__Requirements__
In the data, extract each line that holds the string "điển".
Stored rows start
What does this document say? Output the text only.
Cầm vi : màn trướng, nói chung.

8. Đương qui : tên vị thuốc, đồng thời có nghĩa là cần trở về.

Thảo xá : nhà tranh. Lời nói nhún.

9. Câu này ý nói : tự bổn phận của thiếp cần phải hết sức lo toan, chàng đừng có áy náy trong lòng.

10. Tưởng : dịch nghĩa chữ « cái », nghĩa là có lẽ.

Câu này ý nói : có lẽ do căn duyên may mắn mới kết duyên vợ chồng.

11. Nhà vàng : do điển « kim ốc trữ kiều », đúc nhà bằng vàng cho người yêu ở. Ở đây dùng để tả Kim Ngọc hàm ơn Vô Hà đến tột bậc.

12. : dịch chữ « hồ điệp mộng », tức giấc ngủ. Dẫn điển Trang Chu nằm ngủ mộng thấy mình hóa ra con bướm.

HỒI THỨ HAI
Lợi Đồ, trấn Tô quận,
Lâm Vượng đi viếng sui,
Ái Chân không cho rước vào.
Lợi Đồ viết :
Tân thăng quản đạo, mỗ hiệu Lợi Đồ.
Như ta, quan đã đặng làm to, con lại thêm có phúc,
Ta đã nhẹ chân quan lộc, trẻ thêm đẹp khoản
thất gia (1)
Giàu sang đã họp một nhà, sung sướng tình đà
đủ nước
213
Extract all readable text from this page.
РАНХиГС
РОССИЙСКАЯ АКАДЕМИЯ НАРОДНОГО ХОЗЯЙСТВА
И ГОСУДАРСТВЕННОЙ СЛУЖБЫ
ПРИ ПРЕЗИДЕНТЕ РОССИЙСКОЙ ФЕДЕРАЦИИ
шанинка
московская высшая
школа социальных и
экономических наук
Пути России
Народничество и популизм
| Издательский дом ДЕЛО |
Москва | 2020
Stored rows end
__Written response__
11. Nhà vàng : do điển « kim ốc trữ kiều », đúc nhà bằng vàng cho người yêu ở. Ở đây dùng để tả Kim Ngọc hàm ơn Vô Hà đến tột bậc.
12. : dịch chữ « hồ điệp mộng », tức giấc ngủ. Dẫn điển Trang Chu nằm ngủ mộng thấy mình hóa ra con bướm.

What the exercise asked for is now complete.